───── Data records

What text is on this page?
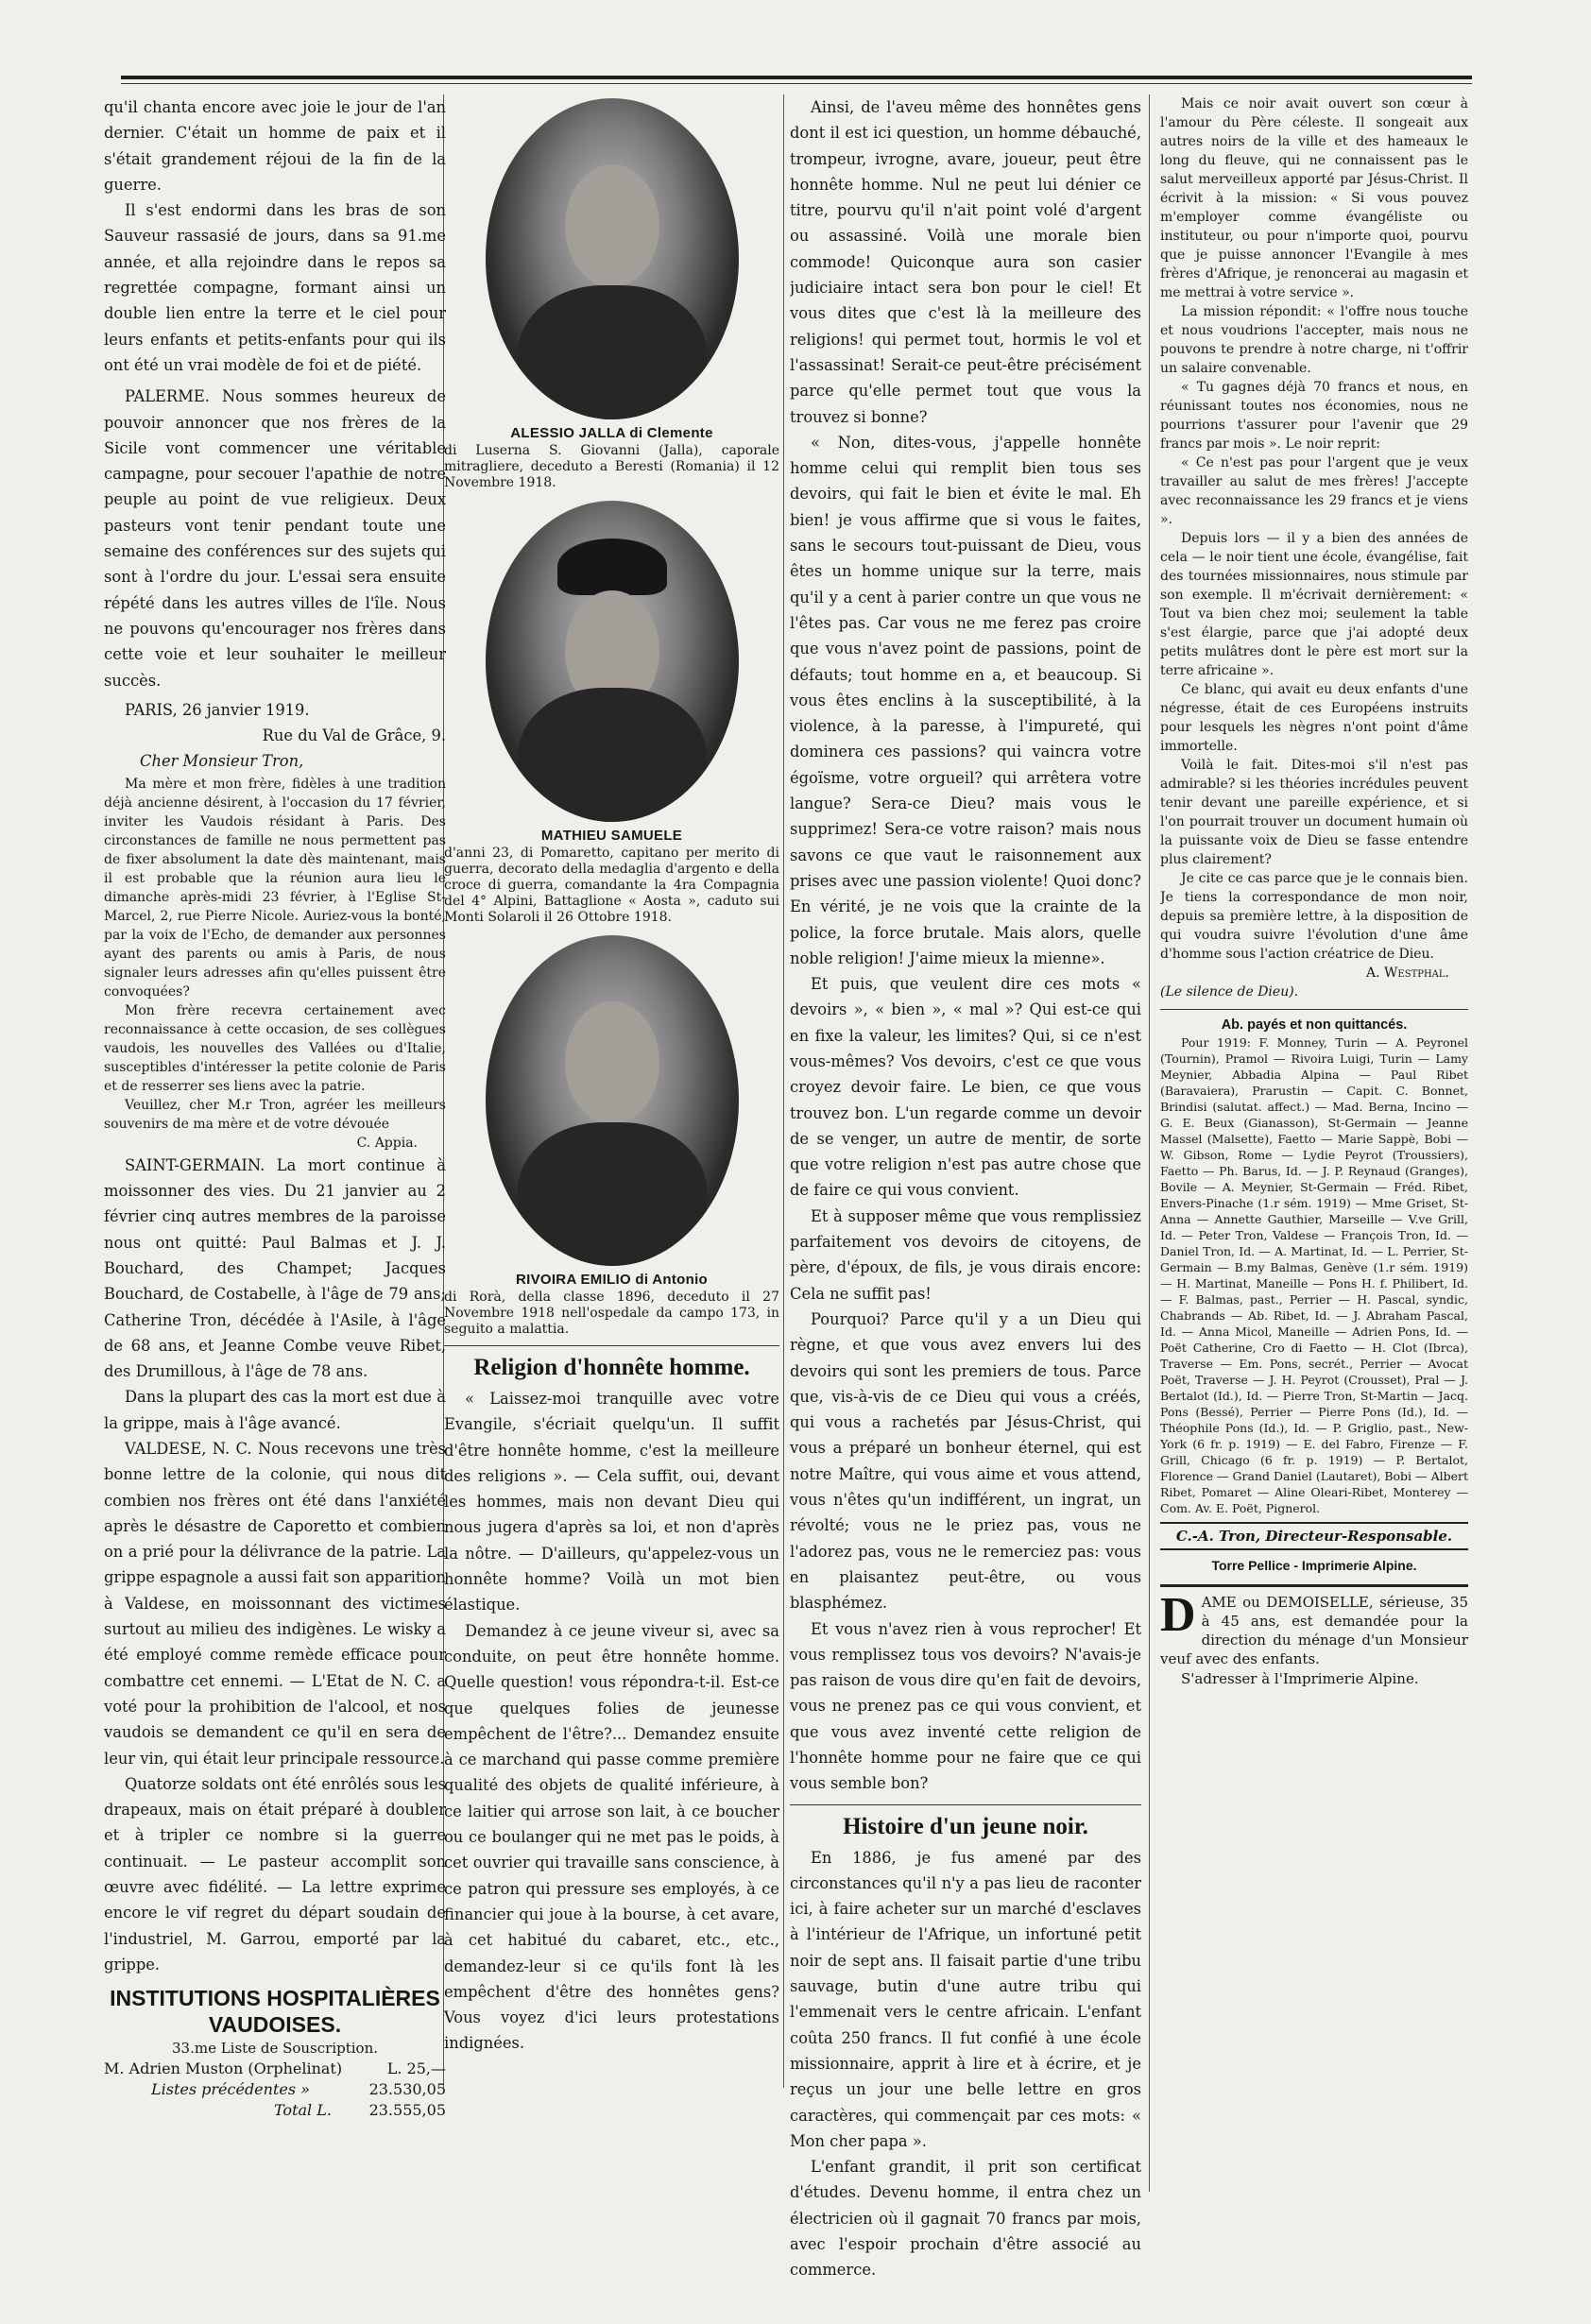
qu'il chanta encore avec joie le jour de l'an dernier. C'était un homme de paix et il s'était grandement réjoui de la fin de la guerre.

Il s'est endormi dans les bras de son Sauveur rassasié de jours, dans sa 91.me année, et alla rejoindre dans le repos sa regrettée compagne, formant ainsi un double lien entre la terre et le ciel pour leurs enfants et petits-enfants pour qui ils ont été un vrai modèle de foi et de piété.

PALERME. Nous sommes heureux de pouvoir annoncer que nos frères de la Sicile vont commencer une véritable campagne, pour secouer l'apathie de notre peuple au point de vue religieux. Deux pasteurs vont tenir pendant toute une semaine des conférences sur des sujets qui sont à l'ordre du jour. L'essai sera ensuite répété dans les autres villes de l'île. Nous ne pouvons qu'encourager nos frères dans cette voie et leur souhaiter le meilleur succès.

PARIS, 26 janvier 1919.

Rue du Val de Grâce, 9.

Cher Monsieur Tron,

Ma mère et mon frère, fidèles à une tradition déjà ancienne désirent, à l'occasion du 17 février, inviter les Vaudois résidant à Paris. Des circonstances de famille ne nous permettent pas de fixer absolument la date dès maintenant, mais il est probable que la réunion aura lieu le dimanche après-midi 23 février, à l'Eglise St-Marcel, 2, rue Pierre Nicole. Auriez-vous la bonté, par la voix de l'Echo, de demander aux personnes ayant des parents ou amis à Paris, de nous signaler leurs adresses afin qu'elles puissent être convoquées?

Mon frère recevra certainement avec reconnaissance à cette occasion, de ses collègues vaudois, les nouvelles des Vallées ou d'Italie, susceptibles d'intéresser la petite colonie de Paris et de resserrer ses liens avec la patrie.

Veuillez, cher M.r Tron, agréer les meilleurs souvenirs de ma mère et de votre dévouée

C. Appia.

SAINT-GERMAIN. La mort continue à moissonner des vies. Du 21 janvier au 2 février cinq autres membres de la paroisse nous ont quitté: Paul Balmas et J. J. Bouchard, des Champet; Jacques Bouchard, de Costabelle, à l'âge de 79 ans; Catherine Tron, décédée à l'Asile, à l'âge de 68 ans, et Jeanne Combe veuve Ribet, des Drumillous, à l'âge de 78 ans.

Dans la plupart des cas la mort est due à la grippe, mais à l'âge avancé.

VALDESE, N. C. Nous recevons une très bonne lettre de la colonie, qui nous dit combien nos frères ont été dans l'anxiété après le désastre de Caporetto et combien on a prié pour la délivrance de la patrie. La grippe espagnole a aussi fait son apparition à Valdese, en moissonnant des victimes surtout au milieu des indigènes. Le wisky a été employé comme remède efficace pour combattre cet ennemi. — L'Etat de N. C. a voté pour la prohibition de l'alcool, et nos vaudois se demandent ce qu'il en sera de leur vin, qui était leur principale ressource.

Quatorze soldats ont été enrôlés sous les drapeaux, mais on était préparé à doubler et à tripler ce nombre si la guerre continuait. — Le pasteur accomplit son œuvre avec fidélité. — La lettre exprime encore le vif regret du départ soudain de l'industriel, M. Garrou, emporté par la grippe.

INSTITUTIONS HOSPITALIÈRES VAUDOISES.

33.me Liste de Souscription.

M. Adrien Muston (Orphelinat)	L. 25,—
Listes précédentes »	23.530,05
Total L. 23.555,05
ALESSIO JALLA di Clemente
di Luserna S. Giovanni (Jalla), caporale mitragliere, deceduto a Beresti (Romania) il 12 Novembre 1918.
MATHIEU SAMUELE
d'anni 23, di Pomaretto, capitano per merito di guerra, decorato della medaglia d'argento e della croce di guerra, comandante la 4ra Compagnia del 4° Alpini, Battaglione « Aosta », caduto sui Monti Solaroli il 26 Ottobre 1918.
RIVOIRA EMILIO di Antonio
di Rorà, della classe 1896, deceduto il 27 Novembre 1918 nell'ospedale da campo 173, in seguito a malattia.
Religion d'honnête homme.

« Laissez-moi tranquille avec votre Evangile, s'écriait quelqu'un. Il suffit d'être honnête homme, c'est la meilleure des religions ». — Cela suffit, oui, devant les hommes, mais non devant Dieu qui nous jugera d'après sa loi, et non d'après la nôtre. — D'ailleurs, qu'appelez-vous un honnête homme? Voilà un mot bien élastique.

Demandez à ce jeune viveur si, avec sa conduite, on peut être honnête homme. Quelle question! vous répondra-t-il. Est-ce que quelques folies de jeunesse empêchent de l'être?... Demandez ensuite à ce marchand qui passe comme première qualité des objets de qualité inférieure, à ce laitier qui arrose son lait, à ce boucher ou ce boulanger qui ne met pas le poids, à cet ouvrier qui travaille sans conscience, à ce patron qui pressure ses employés, à ce financier qui joue à la bourse, à cet avare, à cet habitué du cabaret, etc., etc., demandez-leur si ce qu'ils font là les empêchent d'être des honnêtes gens? Vous voyez d'ici leurs protestations indignées.

Ainsi, de l'aveu même des honnêtes gens dont il est ici question, un homme débauché, trompeur, ivrogne, avare, joueur, peut être honnête homme. Nul ne peut lui dénier ce titre, pourvu qu'il n'ait point volé d'argent ou assassiné. Voilà une morale bien commode! Quiconque aura son casier judiciaire intact sera bon pour le ciel! Et vous dites que c'est là la meilleure des religions! qui permet tout, hormis le vol et l'assassinat! Serait-ce peut-être précisément parce qu'elle permet tout que vous la trouvez si bonne?

« Non, dites-vous, j'appelle honnête homme celui qui remplit bien tous ses devoirs, qui fait le bien et évite le mal. Eh bien! je vous affirme que si vous le faites, sans le secours tout-puissant de Dieu, vous êtes un homme unique sur la terre, mais qu'il y a cent à parier contre un que vous ne l'êtes pas. Car vous ne me ferez pas croire que vous n'avez point de passions, point de défauts; tout homme en a, et beaucoup. Si vous êtes enclins à la susceptibilité, à la violence, à la paresse, à l'impureté, qui dominera ces passions? qui vaincra votre égoïsme, votre orgueil? qui arrêtera votre langue? Sera-ce Dieu? mais vous le supprimez! Sera-ce votre raison? mais nous savons ce que vaut le raisonnement aux prises avec une passion violente! Quoi donc? En vérité, je ne vois que la crainte de la police, la force brutale. Mais alors, quelle noble religion! J'aime mieux la mienne».

Et puis, que veulent dire ces mots « devoirs », « bien », « mal »? Qui est-ce qui en fixe la valeur, les limites? Qui, si ce n'est vous-mêmes? Vos devoirs, c'est ce que vous croyez devoir faire. Le bien, ce que vous trouvez bon. L'un regarde comme un devoir de se venger, un autre de mentir, de sorte que votre religion n'est pas autre chose que de faire ce qui vous convient.

Et à supposer même que vous remplissiez parfaitement vos devoirs de citoyens, de père, d'époux, de fils, je vous dirais encore: Cela ne suffit pas!

Pourquoi? Parce qu'il y a un Dieu qui règne, et que vous avez envers lui des devoirs qui sont les premiers de tous. Parce que, vis-à-vis de ce Dieu qui vous a créés, qui vous a rachetés par Jésus-Christ, qui vous a préparé un bonheur éternel, qui est notre Maître, qui vous aime et vous attend, vous n'êtes qu'un indifférent, un ingrat, un révolté; vous ne le priez pas, vous ne l'adorez pas, vous ne le remerciez pas: vous en plaisantez peut-être, ou vous blasphémez.

Et vous n'avez rien à vous reprocher! Et vous remplissez tous vos devoirs? N'avais-je pas raison de vous dire qu'en fait de devoirs, vous ne prenez pas ce qui vous convient, et que vous avez inventé cette religion de l'honnête homme pour ne faire que ce qui vous semble bon?

Histoire d'un jeune noir.

En 1886, je fus amené par des circonstances qu'il n'y a pas lieu de raconter ici, à faire acheter sur un marché d'esclaves à l'intérieur de l'Afrique, un infortuné petit noir de sept ans. Il faisait partie d'une tribu sauvage, butin d'une autre tribu qui l'emmenait vers le centre africain. L'enfant coûta 250 francs. Il fut confié à une école missionnaire, apprit à lire et à écrire, et je reçus un jour une belle lettre en gros caractères, qui commençait par ces mots: « Mon cher papa ».

L'enfant grandit, il prit son certificat d'études. Devenu homme, il entra chez un électricien où il gagnait 70 francs par mois, avec l'espoir prochain d'être associé au commerce.

Mais ce noir avait ouvert son cœur à l'amour du Père céleste. Il songeait aux autres noirs de la ville et des hameaux le long du fleuve, qui ne connaissent pas le salut merveilleux apporté par Jésus-Christ. Il écrivit à la mission: « Si vous pouvez m'employer comme évangéliste ou instituteur, ou pour n'importe quoi, pourvu que je puisse annoncer l'Evangile à mes frères d'Afrique, je renoncerai au magasin et me mettrai à votre service ».

La mission répondit: « l'offre nous touche et nous voudrions l'accepter, mais nous ne pouvons te prendre à notre charge, ni t'offrir un salaire convenable.

« Tu gagnes déjà 70 francs et nous, en réunissant toutes nos économies, nous ne pourrions t'assurer pour l'avenir que 29 francs par mois ». Le noir reprit:

« Ce n'est pas pour l'argent que je veux travailler au salut de mes frères! J'accepte avec reconnaissance les 29 francs et je viens ».

Depuis lors — il y a bien des années de cela — le noir tient une école, évangélise, fait des tournées missionnaires, nous stimule par son exemple. Il m'écrivait dernièrement: « Tout va bien chez moi; seulement la table s'est élargie, parce que j'ai adopté deux petits mulâtres dont le père est mort sur la terre africaine ».

Ce blanc, qui avait eu deux enfants d'une négresse, était de ces Européens instruits pour lesquels les nègres n'ont point d'âme immortelle.

Voilà le fait. Dites-moi s'il n'est pas admirable? si les théories incrédules peuvent tenir devant une pareille expérience, et si l'on pourrait trouver un document humain où la puissante voix de Dieu se fasse entendre plus clairement?

Je cite ce cas parce que je le connais bien. Je tiens la correspondance de mon noir, depuis sa première lettre, à la disposition de qui voudra suivre l'évolution d'une âme d'homme sous l'action créatrice de Dieu.

A. Westphal.

(Le silence de Dieu).

Ab. payés et non quittancés.

Pour 1919: F. Monney, Turin — A. Peyronel (Tournin), Pramol — Rivoira Luigi, Turin — Lamy Meynier, Abbadia Alpina — Paul Ribet (Baravaiera), Prarustin — Capit. C. Bonnet, Brindisi (salutat. affect.) — Mad. Berna, Incino — G. E. Beux (Gianasson), St-Germain — Jeanne Massel (Malsette), Faetto — Marie Sappè, Bobi — W. Gibson, Rome — Lydie Peyrot (Troussiers), Faetto — Ph. Barus, Id. — J. P. Reynaud (Granges), Bovile — A. Meynier, St-Germain — Fréd. Ribet, Envers-Pinache (1.r sém. 1919) — Mme Griset, St-Anna — Annette Gauthier, Marseille — V.ve Grill, Id. — Peter Tron, Valdese — François Tron, Id. — Daniel Tron, Id. — A. Martinat, Id. — L. Perrier, St-Germain — B.my Balmas, Genève (1.r sém. 1919) — H. Martinat, Maneille — Pons H. f. Philibert, Id. — F. Balmas, past., Perrier — H. Pascal, syndic, Chabrands — Ab. Ribet, Id. — J. Abraham Pascal, Id. — Anna Micol, Maneille — Adrien Pons, Id. — Poët Catherine, Cro di Faetto — H. Clot (Ibrca), Traverse — Em. Pons, secrét., Perrier — Avocat Poët, Traverse — J. H. Peyrot (Crousset), Pral — J. Bertalot (Id.), Id. — Pierre Tron, St-Martin — Jacq. Pons (Bessé), Perrier — Pierre Pons (Id.), Id. — Théophile Pons (Id.), Id. — P. Griglio, past., New-York (6 fr. p. 1919) — E. del Fabro, Firenze — F. Grill, Chicago (6 fr. p. 1919) — P. Bertalot, Florence — Grand Daniel (Lautaret), Bobi — Albert Ribet, Pomaret — Aline Oleari-Ribet, Monterey — Com. Av. E. Poët, Pignerol.

C.-A. Tron, Directeur-Responsable.

Torre Pellice - Imprimerie Alpine.

D AME ou DEMOISELLE, sérieuse, 35 à 45 ans, est demandée pour la direction du ménage d'un Monsieur veuf avec des enfants.

S'adresser à l'Imprimerie Alpine.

──────────

What you have to do:
Which lines hold the word "était"? Copy all of them.

Answer to the problem:
qu'il chanta encore avec joie le jour de l'an dernier. C'était un homme de paix et il s'était grandement réjoui de la fin de la guerre.
VALDESE, N. C. Nous recevons une très bonne lettre de la colonie, qui nous dit combien nos frères ont été dans l'anxiété après le désastre de Caporetto et combien on a prié pour la délivrance de la patrie. La grippe espagnole a aussi fait son apparition à Valdese, en moissonnant des victimes surtout au milieu des indigènes. Le wisky a été employé comme remède efficace pour combattre cet ennemi. — L'Etat de N. C. a voté pour la prohibition de l'alcool, et nos vaudois se demandent ce qu'il en sera de leur vin, qui était leur principale ressource.
Quatorze soldats ont été enrôlés sous les drapeaux, mais on était préparé à doubler et à tripler ce nombre si la guerre continuait. — Le pasteur accomplit son œuvre avec fidélité. — La lettre exprime encore le vif regret du départ soudain de l'industriel, M. Garrou, emporté par la grippe.
Ce blanc, qui avait eu deux enfants d'une négresse, était de ces Européens instruits pour lesquels les nègres n'ont point d'âme immortelle.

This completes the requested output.